▶ Required task
The exercise asks you to copy every line below in which "content" appears.

▶ The records
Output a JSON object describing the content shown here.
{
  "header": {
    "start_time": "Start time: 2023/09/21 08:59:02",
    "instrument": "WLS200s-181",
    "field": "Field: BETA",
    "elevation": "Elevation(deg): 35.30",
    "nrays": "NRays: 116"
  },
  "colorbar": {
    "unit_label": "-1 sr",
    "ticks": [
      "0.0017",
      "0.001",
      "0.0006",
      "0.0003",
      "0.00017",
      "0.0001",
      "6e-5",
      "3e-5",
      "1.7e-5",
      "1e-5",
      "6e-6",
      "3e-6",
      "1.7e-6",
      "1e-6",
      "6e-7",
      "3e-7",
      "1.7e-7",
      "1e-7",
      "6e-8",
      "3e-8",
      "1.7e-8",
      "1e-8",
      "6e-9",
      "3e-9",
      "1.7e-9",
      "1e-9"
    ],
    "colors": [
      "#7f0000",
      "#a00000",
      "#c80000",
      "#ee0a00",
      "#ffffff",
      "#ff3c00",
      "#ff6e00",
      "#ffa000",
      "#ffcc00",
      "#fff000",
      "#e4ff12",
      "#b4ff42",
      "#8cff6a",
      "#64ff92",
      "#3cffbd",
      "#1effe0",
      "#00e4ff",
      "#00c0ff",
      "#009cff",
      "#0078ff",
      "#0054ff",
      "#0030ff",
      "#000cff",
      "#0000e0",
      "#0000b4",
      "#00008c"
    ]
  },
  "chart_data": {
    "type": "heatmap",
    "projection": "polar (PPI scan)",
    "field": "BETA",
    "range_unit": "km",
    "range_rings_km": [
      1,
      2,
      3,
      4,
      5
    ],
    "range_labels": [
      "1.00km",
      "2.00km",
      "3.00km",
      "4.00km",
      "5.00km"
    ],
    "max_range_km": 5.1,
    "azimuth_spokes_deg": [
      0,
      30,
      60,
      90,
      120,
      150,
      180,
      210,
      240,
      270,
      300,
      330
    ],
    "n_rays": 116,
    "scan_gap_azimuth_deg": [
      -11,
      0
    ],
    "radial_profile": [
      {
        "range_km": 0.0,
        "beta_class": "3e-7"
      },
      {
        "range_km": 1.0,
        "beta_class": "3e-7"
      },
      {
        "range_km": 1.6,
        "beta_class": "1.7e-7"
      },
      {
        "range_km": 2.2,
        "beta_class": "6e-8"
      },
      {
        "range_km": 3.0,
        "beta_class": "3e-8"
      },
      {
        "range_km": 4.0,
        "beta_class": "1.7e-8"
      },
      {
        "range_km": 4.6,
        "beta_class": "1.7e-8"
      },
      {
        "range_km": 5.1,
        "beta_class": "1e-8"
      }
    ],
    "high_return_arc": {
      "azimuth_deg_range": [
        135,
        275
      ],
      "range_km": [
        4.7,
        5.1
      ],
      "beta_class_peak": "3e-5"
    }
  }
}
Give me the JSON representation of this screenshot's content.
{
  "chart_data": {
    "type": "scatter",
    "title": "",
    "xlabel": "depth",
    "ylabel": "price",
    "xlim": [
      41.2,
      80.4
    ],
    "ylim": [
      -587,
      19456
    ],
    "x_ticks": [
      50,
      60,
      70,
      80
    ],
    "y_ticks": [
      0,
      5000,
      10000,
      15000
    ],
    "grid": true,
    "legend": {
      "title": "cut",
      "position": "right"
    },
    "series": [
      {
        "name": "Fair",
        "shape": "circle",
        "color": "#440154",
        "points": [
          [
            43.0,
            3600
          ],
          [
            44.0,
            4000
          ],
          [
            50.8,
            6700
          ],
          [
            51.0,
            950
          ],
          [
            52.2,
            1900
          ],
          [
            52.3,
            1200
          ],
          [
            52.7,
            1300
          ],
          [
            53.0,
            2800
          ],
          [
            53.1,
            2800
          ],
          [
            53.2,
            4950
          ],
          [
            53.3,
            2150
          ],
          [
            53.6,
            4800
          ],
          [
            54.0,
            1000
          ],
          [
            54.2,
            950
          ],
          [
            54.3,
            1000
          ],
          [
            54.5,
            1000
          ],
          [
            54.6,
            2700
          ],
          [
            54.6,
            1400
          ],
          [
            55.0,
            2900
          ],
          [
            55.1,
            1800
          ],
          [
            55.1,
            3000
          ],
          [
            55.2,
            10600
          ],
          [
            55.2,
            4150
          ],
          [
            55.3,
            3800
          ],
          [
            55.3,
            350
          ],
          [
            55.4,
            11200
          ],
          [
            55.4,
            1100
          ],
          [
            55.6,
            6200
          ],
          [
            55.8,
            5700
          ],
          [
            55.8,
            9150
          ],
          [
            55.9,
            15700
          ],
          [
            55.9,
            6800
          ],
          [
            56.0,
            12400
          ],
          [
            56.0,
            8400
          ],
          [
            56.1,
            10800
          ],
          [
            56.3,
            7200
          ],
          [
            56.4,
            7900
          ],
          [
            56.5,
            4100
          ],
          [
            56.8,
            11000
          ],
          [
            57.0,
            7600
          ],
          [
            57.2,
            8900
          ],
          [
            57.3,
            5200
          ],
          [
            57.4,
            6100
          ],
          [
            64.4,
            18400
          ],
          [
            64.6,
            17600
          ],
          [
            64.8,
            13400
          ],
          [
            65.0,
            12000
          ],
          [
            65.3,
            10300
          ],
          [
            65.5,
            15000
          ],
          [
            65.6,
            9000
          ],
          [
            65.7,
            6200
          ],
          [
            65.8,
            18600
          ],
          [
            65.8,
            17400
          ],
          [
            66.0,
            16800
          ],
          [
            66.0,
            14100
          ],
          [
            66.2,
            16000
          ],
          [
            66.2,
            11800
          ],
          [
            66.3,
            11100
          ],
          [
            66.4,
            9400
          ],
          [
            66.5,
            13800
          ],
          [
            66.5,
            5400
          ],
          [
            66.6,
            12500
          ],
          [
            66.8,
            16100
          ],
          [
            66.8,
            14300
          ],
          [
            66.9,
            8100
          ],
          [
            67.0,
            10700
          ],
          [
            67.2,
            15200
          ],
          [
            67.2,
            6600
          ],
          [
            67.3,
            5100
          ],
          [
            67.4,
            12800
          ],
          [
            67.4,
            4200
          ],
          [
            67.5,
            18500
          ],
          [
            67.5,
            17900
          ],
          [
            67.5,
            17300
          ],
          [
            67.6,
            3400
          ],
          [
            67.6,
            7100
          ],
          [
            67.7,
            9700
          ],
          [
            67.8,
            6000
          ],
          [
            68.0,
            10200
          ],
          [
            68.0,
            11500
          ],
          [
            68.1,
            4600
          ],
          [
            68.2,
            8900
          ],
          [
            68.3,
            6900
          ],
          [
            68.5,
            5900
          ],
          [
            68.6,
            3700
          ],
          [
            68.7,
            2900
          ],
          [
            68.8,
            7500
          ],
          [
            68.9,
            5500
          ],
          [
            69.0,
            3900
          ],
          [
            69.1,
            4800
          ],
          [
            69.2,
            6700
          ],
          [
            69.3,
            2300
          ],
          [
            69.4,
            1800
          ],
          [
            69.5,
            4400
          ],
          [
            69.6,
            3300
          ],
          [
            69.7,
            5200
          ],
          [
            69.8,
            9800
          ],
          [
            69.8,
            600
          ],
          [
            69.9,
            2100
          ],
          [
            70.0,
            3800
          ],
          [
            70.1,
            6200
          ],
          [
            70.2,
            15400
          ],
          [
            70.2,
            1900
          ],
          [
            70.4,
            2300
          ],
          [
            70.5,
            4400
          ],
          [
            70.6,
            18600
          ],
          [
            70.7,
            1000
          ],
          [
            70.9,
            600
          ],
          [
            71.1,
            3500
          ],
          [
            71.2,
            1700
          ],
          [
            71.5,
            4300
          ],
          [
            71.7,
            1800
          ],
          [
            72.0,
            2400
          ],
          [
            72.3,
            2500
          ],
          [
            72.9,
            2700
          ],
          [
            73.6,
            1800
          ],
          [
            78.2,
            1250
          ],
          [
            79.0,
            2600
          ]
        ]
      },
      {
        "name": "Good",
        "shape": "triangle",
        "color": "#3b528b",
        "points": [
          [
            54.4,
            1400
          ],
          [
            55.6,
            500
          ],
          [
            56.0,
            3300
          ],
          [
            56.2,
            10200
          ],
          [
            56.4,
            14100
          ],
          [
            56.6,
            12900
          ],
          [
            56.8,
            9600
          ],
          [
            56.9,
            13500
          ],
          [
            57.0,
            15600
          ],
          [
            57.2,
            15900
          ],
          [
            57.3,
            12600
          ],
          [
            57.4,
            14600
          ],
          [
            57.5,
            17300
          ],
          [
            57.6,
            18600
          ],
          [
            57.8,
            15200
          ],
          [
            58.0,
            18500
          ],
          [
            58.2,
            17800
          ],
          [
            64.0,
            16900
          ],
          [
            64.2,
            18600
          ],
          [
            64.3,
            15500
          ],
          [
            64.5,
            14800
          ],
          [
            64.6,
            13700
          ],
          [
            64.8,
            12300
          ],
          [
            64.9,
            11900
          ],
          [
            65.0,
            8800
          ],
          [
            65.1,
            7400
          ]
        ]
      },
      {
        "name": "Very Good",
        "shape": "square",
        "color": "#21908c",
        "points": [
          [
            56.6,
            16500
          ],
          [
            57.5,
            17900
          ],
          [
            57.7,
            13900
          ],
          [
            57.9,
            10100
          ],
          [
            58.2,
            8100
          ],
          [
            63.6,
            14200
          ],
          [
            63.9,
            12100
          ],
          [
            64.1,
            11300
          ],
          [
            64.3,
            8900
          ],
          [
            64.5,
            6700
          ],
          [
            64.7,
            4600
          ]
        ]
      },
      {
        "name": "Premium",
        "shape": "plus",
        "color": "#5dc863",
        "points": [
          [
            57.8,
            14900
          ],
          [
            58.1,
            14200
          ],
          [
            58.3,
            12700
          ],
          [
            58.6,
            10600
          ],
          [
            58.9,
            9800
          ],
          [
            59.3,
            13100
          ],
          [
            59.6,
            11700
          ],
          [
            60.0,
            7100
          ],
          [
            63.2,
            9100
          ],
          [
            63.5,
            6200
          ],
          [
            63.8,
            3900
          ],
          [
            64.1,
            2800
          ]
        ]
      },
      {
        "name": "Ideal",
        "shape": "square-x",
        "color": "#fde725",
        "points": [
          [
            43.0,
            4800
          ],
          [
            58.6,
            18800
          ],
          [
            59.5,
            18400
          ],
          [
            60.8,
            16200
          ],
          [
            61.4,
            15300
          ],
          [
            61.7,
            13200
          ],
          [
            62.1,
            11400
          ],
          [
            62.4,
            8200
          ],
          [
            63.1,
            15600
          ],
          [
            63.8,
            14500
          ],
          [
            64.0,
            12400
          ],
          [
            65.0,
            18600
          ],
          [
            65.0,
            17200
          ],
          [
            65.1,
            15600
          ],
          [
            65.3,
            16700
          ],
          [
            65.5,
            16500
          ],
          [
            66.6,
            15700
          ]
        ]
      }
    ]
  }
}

▶ Reply
Output a JSON object describing the content shown here.
Give me the JSON representation of this screenshot's content.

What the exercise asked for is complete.